SELECTED EXTRACT:
--------------------------------
Autotools can be nice, but they can be pretty ugly too, sometimes. Especially when you're trying to do something that the autotools weren't originally meant to do.

I was trying to generate scripts using autotools, in such a way that they'd be able to use variables that I've AC_SUBST'ed. At first, that did not seem possible, unless I wouldn't mind doing what autoconf.info suggests:

edit = sed \
	-e 's,@datadir\@,$(pkgdatadir),g' \
	-e 's,@prefix\@,$(prefix),g'

autoconf: Makefile $(srcdir)/autoconf.in
	rm -f autoconf autoconf.tmp
	$(edit) $(srcdir)/autoconf.in >autoconf.tmp
	chmod +x autoconf.tmp
	mv autoconf.tmp autoconf

autoheader: Makefile $(srcdir)/autoheader.in
	rm -f autoheader autoheader.tmp
	$(edit) $(srcdir)/autoconf.in >autoheader.tmp
	chmod +x autoheader.tmp
	mv autoheader.tmp autoheader

(sic, including the "autoconf.in" in the autoheader stub. Dunno whether that's a bug or whether autotools is really that ugly)

This would work, but it has one downside: it can replace instances of "@datadir@" with the likes of "${prefix}/lib/${PACKAGE}". Or, if the user is really sadistic, "${my_stupid_variable_specified_on_configure_command_line}/lib/${PACKAGE}". Personally, I do not like that approach.
--------------------------------
EXTRACTED ENTRIES:
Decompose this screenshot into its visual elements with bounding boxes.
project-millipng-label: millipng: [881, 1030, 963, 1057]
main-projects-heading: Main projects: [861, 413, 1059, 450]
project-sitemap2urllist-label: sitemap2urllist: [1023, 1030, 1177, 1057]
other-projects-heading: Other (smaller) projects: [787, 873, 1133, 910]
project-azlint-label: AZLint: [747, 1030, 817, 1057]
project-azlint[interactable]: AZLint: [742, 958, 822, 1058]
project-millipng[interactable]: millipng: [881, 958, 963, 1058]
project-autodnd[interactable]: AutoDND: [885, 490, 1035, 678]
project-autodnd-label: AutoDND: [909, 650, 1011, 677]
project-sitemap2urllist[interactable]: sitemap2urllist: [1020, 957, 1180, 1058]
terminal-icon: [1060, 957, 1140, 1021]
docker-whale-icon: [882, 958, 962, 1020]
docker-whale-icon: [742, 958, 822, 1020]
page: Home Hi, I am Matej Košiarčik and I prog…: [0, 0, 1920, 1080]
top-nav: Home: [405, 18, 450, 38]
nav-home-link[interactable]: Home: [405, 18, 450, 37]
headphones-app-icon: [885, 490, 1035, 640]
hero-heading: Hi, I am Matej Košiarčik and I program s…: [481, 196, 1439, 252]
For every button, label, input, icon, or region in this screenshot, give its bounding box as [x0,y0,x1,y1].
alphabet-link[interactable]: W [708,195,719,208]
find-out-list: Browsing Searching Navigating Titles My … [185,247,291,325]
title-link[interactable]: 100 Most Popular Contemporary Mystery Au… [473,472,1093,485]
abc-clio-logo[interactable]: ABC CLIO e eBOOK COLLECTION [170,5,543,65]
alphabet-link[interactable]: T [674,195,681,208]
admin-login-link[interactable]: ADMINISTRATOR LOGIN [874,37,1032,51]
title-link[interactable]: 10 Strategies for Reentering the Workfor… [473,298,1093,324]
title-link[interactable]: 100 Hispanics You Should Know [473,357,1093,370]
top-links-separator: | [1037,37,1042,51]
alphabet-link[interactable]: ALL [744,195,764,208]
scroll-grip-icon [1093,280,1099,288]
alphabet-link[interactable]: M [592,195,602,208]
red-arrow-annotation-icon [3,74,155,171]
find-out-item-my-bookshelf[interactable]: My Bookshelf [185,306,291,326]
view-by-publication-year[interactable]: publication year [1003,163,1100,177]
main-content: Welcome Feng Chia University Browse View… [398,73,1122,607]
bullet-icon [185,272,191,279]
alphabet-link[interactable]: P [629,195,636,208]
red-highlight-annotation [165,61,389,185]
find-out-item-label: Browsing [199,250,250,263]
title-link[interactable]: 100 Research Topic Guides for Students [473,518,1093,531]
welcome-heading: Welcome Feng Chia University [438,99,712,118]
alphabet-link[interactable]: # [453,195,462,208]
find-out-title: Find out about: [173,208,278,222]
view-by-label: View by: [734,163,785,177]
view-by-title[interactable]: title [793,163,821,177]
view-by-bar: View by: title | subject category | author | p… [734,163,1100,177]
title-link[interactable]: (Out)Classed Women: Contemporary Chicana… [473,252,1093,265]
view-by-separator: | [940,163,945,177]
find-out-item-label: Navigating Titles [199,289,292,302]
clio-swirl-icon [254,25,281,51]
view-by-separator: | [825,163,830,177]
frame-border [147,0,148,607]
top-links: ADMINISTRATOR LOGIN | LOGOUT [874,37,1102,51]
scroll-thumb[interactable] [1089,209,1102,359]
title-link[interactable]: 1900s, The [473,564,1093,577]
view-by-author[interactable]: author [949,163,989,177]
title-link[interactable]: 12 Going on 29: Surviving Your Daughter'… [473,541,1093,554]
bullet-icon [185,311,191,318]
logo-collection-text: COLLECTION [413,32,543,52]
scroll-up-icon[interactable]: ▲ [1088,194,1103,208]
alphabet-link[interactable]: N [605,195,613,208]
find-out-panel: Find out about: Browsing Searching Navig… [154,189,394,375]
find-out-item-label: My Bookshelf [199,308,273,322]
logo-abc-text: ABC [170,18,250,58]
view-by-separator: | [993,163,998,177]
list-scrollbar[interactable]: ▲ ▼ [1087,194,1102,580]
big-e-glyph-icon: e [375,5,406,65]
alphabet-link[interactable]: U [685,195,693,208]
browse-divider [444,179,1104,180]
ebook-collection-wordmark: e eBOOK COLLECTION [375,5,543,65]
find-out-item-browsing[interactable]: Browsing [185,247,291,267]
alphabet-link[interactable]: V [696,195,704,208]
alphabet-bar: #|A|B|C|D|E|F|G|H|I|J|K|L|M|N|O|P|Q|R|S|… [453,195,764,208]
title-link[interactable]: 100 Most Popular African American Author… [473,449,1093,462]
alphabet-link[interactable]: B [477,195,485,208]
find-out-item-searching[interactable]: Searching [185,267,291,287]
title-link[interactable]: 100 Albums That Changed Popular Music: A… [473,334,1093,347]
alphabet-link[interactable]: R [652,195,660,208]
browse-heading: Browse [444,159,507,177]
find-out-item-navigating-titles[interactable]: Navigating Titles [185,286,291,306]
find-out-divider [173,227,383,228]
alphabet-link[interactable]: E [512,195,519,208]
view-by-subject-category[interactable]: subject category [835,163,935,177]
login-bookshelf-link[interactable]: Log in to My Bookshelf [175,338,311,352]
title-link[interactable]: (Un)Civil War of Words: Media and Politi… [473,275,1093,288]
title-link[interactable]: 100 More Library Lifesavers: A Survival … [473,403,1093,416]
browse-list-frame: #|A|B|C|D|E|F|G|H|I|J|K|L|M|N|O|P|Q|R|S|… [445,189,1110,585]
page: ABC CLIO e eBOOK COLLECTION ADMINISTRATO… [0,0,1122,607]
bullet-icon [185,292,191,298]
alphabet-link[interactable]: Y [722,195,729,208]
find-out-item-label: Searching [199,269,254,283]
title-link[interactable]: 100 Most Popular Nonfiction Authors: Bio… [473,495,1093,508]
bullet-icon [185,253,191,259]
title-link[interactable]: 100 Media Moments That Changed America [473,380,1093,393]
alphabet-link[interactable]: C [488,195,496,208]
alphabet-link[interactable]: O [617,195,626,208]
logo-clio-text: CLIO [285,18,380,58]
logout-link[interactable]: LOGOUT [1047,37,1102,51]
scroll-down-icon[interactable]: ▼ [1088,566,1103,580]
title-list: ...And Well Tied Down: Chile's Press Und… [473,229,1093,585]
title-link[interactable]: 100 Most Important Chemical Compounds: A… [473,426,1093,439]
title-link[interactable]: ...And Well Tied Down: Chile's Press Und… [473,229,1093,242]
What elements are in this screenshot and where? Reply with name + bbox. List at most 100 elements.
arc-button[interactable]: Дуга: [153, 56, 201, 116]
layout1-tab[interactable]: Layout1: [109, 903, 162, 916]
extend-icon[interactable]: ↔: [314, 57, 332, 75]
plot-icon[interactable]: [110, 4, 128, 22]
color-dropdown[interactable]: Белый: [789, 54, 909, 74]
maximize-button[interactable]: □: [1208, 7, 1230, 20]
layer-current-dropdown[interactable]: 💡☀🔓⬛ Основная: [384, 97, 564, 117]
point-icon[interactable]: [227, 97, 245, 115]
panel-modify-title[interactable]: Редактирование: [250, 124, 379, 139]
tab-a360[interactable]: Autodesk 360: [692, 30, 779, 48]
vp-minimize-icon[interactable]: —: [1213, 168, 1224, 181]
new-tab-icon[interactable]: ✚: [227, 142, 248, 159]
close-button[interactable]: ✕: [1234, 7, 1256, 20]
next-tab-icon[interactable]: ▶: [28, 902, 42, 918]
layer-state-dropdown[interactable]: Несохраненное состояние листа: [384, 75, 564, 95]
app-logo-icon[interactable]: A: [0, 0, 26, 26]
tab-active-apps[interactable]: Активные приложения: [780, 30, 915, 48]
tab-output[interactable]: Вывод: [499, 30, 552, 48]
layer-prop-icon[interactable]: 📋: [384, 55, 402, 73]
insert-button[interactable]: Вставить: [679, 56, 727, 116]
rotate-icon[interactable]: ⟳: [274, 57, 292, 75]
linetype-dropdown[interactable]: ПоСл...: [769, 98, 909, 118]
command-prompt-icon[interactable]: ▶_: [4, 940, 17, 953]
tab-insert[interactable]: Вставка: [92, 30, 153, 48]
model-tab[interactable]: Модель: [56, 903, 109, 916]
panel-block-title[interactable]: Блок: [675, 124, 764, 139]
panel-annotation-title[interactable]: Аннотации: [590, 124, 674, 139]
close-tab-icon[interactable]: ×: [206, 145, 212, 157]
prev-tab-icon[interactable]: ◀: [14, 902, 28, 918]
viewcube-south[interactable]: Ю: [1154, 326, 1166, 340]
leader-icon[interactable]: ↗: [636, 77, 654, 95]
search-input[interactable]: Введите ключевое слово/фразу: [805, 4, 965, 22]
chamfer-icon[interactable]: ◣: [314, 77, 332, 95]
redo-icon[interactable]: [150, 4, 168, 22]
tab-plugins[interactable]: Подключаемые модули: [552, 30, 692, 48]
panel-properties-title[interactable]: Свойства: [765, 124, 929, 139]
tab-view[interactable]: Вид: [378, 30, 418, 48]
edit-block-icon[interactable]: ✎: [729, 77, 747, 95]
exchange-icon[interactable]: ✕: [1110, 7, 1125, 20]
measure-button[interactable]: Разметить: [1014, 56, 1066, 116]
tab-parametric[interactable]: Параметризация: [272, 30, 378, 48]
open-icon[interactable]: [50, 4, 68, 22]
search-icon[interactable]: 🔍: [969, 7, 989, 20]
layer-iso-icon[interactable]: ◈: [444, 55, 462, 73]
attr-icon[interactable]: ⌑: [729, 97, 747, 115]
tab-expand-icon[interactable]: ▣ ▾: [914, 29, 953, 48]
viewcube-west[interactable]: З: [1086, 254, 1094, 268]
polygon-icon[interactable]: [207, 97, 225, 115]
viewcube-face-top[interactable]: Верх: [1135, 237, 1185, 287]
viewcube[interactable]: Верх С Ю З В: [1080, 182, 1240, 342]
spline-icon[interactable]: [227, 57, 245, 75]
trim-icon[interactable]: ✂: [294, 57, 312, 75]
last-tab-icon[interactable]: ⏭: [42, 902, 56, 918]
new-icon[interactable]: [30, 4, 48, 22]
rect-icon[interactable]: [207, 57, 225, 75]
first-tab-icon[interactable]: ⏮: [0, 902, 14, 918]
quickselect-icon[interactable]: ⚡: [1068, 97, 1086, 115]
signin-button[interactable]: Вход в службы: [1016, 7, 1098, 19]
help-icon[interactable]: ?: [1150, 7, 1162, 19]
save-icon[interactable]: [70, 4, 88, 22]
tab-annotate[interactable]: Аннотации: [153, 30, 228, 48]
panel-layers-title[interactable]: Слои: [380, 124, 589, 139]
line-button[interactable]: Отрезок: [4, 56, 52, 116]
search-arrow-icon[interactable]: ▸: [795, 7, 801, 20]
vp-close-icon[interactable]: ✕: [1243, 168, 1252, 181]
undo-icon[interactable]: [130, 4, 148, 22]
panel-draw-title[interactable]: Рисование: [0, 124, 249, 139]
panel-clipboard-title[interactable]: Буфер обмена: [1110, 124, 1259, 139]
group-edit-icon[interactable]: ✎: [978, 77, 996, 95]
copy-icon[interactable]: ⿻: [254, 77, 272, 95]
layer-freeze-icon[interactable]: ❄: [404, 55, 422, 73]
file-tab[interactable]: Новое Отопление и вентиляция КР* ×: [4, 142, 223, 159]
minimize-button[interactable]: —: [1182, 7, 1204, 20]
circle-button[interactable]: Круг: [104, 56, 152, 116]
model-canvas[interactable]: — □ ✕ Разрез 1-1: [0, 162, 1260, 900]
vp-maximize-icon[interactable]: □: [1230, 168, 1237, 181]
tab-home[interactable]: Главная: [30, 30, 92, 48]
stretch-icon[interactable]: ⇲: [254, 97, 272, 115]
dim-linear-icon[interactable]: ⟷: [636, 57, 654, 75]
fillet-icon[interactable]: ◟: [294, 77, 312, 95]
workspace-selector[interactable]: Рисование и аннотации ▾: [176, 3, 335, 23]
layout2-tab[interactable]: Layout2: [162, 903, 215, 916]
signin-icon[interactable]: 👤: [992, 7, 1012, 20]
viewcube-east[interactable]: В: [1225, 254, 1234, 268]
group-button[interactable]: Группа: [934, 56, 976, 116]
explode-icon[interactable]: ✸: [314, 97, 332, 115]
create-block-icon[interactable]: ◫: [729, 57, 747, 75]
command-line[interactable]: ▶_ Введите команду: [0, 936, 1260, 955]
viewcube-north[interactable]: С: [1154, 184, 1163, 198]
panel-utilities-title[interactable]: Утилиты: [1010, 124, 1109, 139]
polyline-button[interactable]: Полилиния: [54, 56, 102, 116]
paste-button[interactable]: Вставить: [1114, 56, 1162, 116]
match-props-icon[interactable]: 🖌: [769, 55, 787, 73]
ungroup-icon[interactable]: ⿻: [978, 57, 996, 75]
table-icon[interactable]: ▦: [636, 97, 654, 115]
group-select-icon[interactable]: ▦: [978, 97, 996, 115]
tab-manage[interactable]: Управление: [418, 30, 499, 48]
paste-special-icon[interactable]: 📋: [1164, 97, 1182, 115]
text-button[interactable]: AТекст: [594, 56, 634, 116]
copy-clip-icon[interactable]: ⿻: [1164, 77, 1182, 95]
--------------------------------
WHAT YOU WILL DO:
**a.** In the post about generating scripts with autotools, which file does the author say suggests the sed-based approach?
**b.** Proceed with the post about generating scripts with autotools, picking up right after its last sentence.
The records aren't needed here.

RESULTS:
**a.** autoconf.info

**b.**
So I had to find something else. With C programs, if you want to AC_SUBST something that could end up being something like the above, you'd just make sure you'd have something like -DFOO="@FOO@" in your AM_CFLAGS (or your program_CFLAGS); this would then evaluate your AC_SUBSTed variable, making it available (the proper way) to your C program. Occasionally, this is why it can sometimes be a good idea not to have a config.h...

Anyway, the solution to my little problem was to be found that way. First, I have a little sed program:

#!/bin/sh
sed -e '/@config_sh@/{
	rconfig.sh
	d
	}'

Or: 'replace all occurrences of @config_sh@ in the input with the contents of the file config.sh'. Simple. All we need now is to generate a config.sh file:

config.sh: Makefile
	env -i FOO=@FOO@ BAR=@BAR@ > config.sh
%: %.shin config.sh
	$(srcdir)/makesh < $< > $@

The first generates our config.sh file; the second uses the sed program above to turn any '.shin' file into a processed file. And now, my shell scripts only need to say '@config_sh@' somewhere appropriate to get access to all my AC_SUBSTed variables. Whee.

(Side note: I could probably run the sed inside the Makefile itself, but apparently my sed- and make-fu is not string enough -- whenever I try that, sed errors out one way or another. Oh well.)